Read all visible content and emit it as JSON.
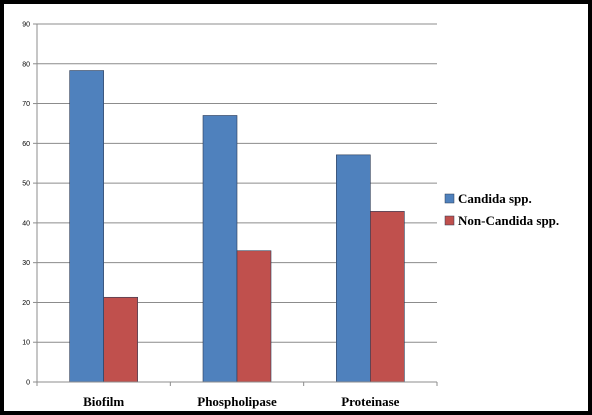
{
  "chart_data": {
    "type": "bar",
    "title": "",
    "xlabel": "",
    "ylabel": "",
    "categories": [
      "Biofilm",
      "Phospholipase",
      "Proteinase"
    ],
    "series": [
      {
        "name": "Candida spp.",
        "values": [
          78.3,
          67.0,
          57.1
        ],
        "color": "#4F81BD"
      },
      {
        "name": "Non-Candida spp.",
        "values": [
          21.3,
          33.0,
          42.9
        ],
        "color": "#C0504D"
      }
    ],
    "ylim": [
      0,
      90
    ],
    "yticks": [
      "0",
      "10",
      "20",
      "30",
      "40",
      "50",
      "60",
      "70",
      "80",
      "90"
    ],
    "grid": true,
    "legend_position": "right"
  }
}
═══
How many lines of the listing contain the word "name"? Reply with only the number.

2